下面有一篇关于耧斗菜组织培养的文章，请紧接其最后一句往下续写。

阅读节选:
>>>

杜艳

（运城农业职业技术学院，山西运城044000）

耧斗菜的组织培养

杜艳

（运城农业职业技术学院，山西运城044000）

以耧斗菜幼嫩叶片及叶柄为外植体，研究了不同生长调节物质对外植体愈伤组织诱导、不定芽分化和生根的影响。结果表明，在培养基MS＋2，4-D1.0 mg/L＋6-BA0.5 mg/L上诱导叶柄产生愈伤效果最好，诱导率为80.5%；在培养基MS＋NAA 0.5 mg/L＋6-BA 1.0 mg/L上叶片愈伤诱导效果最好，诱导率为92.7%。继代培养基为MS＋2，4-D 0.5 mg/L＋6-BA 0.5 mg/L和MS＋NAA 0.5 mg/L＋6-BA 2.0 mg/L。在培养基MS＋NAA 0.5 mg/L＋6-BA 0.5 mg/L中分化芽；分化的芽在MS＋NAA 0.1 mg/L＋6-BA 0.5 mg/L中增殖。生根培养基为1/2 MS＋NAA 0.1 mg/L或1/2 MS＋IBA0.2 mg/L。

组织培养；愈伤组织诱导；不定芽分化；生根；外植体

耧斗菜（Aquilegia viridiflora）是毛茛科（Ranunculacea）耧斗菜属（Aquilegia）的多年生草本植物，品种繁多，资源丰富，在我国广为分布[1]。耧斗菜不仅具有奇特花型，而且花色丰富、色泽明艳，在园林中经常作为花坛、花境的配置材料，亦可丛植于花园、篱边、庭院，应用十分广泛[2]。耧斗菜对栽培环境要求不严，性强健而耐寒[3]，具有适应性强、抗性强、观赏性状好等优点[4]，管理相对粗放，适宜在园林中推广应用。其营养丰富，含有人体所需的氨基酸和多种营养元素。陈四保等[5]从蒙药耧斗菜中测出17种氨基酸，其中，7种为人体必需氨基酸。邢爱英等[6]对华北楼斗菜的生物学特性进行了研究，并分析了其营养成分。冯卫生等[7]以华北耧斗菜为研究对象，从中分离鉴定得到13种化合物。巩红冬[8]研究表明，甘肃耧斗菜族植物具有药用价值，在治疗心血管疾病、消化道疾病、子宫出血等方面具有一定功效。朱蕊蕊等[9]研究表明，耧斗菜根含有糖类，可制饴糖或酿酒；种子含油，可供工业使用。因此，耧斗菜不仅具有园林应用价值，而且具有药用和营养价值。

随着耧斗菜的园林应用及营养药用价值逐渐被人们所关注，其栽培管理及繁殖方法的研究也开始增多。耧斗菜除了通过传统的播种、分株等繁殖方法进行育苗以外，组织培养作为一种常用的快繁方式也开始应用于耧斗菜上。组织培养除了具有快速、大量繁殖的优点外，还可以通过组织培养获得无病毒苗。朱蕊蕊等[9]以耧斗菜为试验材料，从不同外植体和生长调节物质对其愈伤组织和不定芽再生的影响等方面进行了研究，李群等[10]、李春玲等[11]以园艺品种耧斗菜的叶片为外植体建立了繁殖体系，王非等[12]以尖萼耧斗菜叶片建立了繁殖体系。

<<<

[记录数据]
>>>

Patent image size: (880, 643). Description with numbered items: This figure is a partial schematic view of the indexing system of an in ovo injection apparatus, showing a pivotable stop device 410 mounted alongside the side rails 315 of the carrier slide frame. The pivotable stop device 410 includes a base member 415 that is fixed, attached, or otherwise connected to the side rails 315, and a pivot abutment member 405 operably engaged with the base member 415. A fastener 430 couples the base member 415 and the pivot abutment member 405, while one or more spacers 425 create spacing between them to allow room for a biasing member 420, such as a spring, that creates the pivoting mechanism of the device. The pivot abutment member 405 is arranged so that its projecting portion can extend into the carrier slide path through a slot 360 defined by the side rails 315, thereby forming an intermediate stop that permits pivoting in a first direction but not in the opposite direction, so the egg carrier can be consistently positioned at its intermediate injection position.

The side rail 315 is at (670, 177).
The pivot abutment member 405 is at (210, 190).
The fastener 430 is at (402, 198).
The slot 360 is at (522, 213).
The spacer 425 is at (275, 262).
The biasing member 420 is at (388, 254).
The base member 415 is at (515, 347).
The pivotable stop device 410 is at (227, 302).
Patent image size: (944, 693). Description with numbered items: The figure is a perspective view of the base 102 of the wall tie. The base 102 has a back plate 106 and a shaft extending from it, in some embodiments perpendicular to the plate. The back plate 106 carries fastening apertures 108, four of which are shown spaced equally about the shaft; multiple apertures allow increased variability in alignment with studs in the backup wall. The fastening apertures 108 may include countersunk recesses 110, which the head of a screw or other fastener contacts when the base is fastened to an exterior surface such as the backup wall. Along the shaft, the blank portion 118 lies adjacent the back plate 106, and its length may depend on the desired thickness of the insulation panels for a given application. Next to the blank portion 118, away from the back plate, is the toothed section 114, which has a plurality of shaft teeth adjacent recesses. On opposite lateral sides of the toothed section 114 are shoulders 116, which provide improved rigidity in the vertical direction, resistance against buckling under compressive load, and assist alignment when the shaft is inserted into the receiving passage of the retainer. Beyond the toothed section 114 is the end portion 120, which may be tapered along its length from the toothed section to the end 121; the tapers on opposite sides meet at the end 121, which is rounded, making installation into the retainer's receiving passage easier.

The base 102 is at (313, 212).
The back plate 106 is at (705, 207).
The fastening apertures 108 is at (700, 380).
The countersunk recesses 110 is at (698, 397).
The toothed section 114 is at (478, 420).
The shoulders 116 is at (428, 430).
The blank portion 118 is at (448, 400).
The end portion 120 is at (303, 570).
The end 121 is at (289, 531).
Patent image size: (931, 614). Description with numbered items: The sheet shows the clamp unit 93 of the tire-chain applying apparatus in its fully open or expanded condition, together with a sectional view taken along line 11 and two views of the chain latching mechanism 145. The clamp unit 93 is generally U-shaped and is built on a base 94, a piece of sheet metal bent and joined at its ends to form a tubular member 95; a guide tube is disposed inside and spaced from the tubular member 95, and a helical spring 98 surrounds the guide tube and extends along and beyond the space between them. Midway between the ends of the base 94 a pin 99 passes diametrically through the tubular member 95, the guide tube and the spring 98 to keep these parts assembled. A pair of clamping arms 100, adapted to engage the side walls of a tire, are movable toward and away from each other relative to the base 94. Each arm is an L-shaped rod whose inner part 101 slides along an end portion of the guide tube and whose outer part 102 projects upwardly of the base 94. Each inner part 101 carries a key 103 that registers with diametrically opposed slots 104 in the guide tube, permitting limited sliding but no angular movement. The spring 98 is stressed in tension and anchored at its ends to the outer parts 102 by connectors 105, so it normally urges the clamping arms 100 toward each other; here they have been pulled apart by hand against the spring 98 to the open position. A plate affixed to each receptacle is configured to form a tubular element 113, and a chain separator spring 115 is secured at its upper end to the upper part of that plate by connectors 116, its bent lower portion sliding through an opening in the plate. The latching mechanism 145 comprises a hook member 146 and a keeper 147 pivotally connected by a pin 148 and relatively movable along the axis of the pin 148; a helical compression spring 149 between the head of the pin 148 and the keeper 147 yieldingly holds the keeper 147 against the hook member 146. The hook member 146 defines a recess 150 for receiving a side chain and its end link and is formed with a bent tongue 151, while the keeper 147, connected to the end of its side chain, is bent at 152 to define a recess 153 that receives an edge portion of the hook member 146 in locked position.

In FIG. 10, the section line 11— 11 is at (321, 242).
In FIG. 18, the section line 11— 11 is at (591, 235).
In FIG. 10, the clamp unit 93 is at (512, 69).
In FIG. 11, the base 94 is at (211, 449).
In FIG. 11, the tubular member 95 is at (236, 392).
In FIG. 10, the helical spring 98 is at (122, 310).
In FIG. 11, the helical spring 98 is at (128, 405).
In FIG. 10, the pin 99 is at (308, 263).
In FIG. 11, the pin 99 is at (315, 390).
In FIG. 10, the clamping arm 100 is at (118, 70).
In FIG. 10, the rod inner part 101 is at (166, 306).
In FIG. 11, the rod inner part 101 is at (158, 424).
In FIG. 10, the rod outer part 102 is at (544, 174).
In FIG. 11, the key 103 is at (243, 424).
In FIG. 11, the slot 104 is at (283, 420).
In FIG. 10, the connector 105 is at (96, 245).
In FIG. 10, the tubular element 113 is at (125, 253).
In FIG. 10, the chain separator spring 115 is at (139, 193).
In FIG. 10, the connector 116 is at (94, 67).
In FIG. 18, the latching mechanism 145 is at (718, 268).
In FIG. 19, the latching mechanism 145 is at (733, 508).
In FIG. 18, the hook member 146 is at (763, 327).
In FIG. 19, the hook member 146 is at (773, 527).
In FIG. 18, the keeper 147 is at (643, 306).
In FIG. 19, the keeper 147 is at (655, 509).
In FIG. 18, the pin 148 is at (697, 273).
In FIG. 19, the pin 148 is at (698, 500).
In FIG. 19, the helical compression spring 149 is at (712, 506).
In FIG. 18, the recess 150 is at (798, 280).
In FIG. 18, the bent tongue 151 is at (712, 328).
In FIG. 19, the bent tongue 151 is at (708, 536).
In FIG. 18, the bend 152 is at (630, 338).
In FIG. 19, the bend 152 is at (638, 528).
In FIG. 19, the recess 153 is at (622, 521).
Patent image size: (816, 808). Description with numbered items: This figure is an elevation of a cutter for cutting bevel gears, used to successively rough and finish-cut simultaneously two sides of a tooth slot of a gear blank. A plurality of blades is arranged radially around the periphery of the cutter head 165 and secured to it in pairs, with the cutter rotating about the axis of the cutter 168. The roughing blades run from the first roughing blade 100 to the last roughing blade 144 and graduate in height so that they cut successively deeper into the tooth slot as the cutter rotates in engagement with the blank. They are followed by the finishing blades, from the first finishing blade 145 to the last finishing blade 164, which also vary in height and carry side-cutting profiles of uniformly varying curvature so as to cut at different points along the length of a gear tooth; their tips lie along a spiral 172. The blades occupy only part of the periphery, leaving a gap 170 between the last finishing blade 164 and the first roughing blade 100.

<<<

任务解答:
本试验以耧斗菜幼嫩叶片及叶柄为外植体，从不同生长调节物质对外植体愈伤组织诱导、不定芽分化和生根的影响等进行研究，旨在筛选出最佳培养基配比，建立以叶片和叶柄为外植体的繁殖体系。

1 材料和方法

1.1 试验材料

供试耧斗菜品种为泛美八音鸟，种子从美国泛美种子公司分销处购买。

1.2 基本培养基及培养条件

基本培养基为MS，蔗糖3%，琼脂0.65%，pH值为6.0。培养条件：光照强度1 000 lx，每日光照16 h，黑暗8 h，室温25℃。

1.3 无菌材料的获得

取耧斗菜种子，在1/2 MS培养基上进行播种，待长出4～5片真叶时，取其叶片和叶柄作为外植体，设为A组。从具有4～5片真叶的露地栽培苗上剪切嫩叶叶片、叶柄作为外植体。先用流水将外植体表面污物冲洗掉，再用洗洁精进行清洗，并用流水冲洗2h，然后对外植体进行消毒处理。处理方法：先将外植体置于无菌操作台上，用75%酒精消毒20 s，并用无菌水冲洗2～3次，再用0.1%升汞消毒处理，叶片处理3 min，叶柄处理5 min，最后用无菌水冲洗4～5次，外植体表面水分用无菌滤纸吸干。处理后的叶片剪去叶缘，叶柄剪成约2cm，设为B组。

1.4 愈伤组织诱导和增殖试验

愈伤组织诱导和增殖培养基：（1）MS＋2，4-D（0.2，1.0，2.0）mg/L＋6-BA（0.5，1.0，2.0）mg/L；（2）MS＋NAA（0.2，0.5，1.0）mg/L＋6-BA（0.5，1.0，2.0）mg/L。继代培养基：MS＋2，4-D 0.5 mg/L＋6-BA 0.5 mg/L和MS＋NAA0.5 mg/L＋6-BA2.0 mg/L。

将A，B组外植体接种于培养基（1），（2）上，置于光照培养室中培养。观察比较不同浓度的激素配比及外植体对愈伤组织的影响，分析得出诱导叶柄、叶片产生愈伤效果最佳的培养基。在继代培养基上增殖，然后将愈伤组织转入不定芽分化培养基中。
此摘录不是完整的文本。